AIM: Pick out the lines below that include the string "Wide".
START
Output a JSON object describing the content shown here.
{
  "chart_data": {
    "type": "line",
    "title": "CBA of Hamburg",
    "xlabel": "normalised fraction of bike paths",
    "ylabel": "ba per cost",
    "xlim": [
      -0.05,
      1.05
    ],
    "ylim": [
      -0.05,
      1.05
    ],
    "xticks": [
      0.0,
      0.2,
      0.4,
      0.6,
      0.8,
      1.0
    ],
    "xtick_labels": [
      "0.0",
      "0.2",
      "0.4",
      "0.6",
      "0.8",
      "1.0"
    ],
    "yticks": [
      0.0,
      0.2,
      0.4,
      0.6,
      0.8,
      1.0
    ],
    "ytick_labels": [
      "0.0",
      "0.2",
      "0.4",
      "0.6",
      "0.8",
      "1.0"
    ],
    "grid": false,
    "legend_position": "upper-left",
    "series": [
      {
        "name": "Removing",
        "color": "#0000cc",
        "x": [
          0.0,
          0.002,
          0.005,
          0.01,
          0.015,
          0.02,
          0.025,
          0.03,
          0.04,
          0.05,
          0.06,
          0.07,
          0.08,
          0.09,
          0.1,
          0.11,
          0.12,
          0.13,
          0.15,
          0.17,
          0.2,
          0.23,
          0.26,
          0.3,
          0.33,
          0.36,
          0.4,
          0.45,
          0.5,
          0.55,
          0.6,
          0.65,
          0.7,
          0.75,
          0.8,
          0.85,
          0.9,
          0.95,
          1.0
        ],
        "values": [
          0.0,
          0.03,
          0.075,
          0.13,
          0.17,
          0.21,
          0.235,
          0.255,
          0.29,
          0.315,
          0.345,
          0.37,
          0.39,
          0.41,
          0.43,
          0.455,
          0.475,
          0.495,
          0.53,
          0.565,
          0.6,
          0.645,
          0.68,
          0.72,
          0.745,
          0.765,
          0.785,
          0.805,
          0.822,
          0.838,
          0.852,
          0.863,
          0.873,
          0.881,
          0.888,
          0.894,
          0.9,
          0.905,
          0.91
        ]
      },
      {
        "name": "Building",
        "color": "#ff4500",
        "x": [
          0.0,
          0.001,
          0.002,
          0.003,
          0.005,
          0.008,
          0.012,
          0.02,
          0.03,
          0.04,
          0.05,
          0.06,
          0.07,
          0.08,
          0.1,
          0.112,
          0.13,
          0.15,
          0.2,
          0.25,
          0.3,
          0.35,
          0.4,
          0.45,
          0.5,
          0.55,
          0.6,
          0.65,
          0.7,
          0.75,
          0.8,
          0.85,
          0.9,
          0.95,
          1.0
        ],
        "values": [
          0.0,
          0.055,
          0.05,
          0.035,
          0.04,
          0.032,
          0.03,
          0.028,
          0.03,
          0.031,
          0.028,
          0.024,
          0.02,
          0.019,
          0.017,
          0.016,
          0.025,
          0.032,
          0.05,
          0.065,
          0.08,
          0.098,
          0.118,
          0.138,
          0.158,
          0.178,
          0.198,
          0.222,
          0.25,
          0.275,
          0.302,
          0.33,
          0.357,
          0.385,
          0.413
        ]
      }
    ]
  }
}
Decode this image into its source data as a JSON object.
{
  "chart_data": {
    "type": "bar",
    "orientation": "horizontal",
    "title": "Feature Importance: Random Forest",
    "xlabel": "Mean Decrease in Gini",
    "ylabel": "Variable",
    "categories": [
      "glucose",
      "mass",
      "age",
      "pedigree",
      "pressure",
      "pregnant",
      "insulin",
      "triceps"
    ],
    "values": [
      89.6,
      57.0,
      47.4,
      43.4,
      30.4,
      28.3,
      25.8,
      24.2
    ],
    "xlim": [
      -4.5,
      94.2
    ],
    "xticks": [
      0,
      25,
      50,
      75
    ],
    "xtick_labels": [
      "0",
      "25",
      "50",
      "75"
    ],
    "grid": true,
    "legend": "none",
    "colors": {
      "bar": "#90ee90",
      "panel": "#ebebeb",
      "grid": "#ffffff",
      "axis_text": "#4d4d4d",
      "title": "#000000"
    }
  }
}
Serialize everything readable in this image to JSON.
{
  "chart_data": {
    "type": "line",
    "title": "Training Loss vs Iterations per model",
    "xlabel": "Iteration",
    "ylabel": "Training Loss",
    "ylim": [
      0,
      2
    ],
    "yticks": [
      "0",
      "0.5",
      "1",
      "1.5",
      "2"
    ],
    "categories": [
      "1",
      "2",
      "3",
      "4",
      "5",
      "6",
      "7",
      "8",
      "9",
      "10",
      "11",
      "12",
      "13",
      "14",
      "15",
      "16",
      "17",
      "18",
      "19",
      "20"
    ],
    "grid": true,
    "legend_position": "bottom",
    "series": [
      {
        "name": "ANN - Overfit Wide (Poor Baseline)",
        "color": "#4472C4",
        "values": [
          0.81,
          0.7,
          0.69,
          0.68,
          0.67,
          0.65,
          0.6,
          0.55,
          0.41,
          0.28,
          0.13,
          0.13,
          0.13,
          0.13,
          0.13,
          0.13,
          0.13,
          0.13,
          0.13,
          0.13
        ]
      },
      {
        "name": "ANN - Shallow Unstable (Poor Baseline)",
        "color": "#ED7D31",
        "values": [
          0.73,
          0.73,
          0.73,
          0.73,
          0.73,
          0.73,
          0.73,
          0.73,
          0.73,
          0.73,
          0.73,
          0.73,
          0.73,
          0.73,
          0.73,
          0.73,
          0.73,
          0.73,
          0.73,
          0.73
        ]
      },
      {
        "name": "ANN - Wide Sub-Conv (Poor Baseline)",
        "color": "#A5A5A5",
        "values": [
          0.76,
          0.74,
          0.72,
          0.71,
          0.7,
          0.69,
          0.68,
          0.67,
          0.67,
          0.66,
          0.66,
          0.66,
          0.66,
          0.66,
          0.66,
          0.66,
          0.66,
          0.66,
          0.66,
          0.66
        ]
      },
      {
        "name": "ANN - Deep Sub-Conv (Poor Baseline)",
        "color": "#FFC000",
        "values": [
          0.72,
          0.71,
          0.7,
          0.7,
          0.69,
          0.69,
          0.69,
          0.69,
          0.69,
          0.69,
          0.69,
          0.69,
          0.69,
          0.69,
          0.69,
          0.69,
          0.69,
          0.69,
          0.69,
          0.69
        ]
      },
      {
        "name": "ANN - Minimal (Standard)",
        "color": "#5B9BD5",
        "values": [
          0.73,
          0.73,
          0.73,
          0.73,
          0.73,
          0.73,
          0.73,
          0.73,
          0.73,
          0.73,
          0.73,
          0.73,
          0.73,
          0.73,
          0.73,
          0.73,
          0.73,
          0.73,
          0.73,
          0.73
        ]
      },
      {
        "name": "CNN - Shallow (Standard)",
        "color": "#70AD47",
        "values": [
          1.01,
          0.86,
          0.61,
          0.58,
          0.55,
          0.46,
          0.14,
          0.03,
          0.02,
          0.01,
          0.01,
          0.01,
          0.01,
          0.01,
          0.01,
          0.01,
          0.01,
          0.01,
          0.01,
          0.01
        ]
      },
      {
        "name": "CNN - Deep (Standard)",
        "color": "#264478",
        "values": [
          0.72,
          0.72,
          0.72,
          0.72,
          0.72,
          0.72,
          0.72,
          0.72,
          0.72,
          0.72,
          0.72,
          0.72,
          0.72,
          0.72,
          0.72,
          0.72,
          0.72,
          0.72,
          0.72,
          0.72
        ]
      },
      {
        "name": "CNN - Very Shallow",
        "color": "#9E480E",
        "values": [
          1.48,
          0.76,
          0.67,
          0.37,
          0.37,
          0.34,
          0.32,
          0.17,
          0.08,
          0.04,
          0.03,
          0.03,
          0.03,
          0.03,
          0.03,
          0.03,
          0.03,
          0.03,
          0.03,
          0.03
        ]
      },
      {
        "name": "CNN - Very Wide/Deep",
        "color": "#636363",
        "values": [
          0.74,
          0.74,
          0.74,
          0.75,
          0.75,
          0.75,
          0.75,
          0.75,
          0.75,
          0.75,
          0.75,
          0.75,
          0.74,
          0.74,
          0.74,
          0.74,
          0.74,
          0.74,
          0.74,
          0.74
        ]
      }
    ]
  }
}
END
THE REPLY:
        "name": "ANN - Overfit Wide (Poor Baseline)",
        "name": "ANN - Wide Sub-Conv (Poor Baseline)",
        "name": "CNN - Very Wide/Deep",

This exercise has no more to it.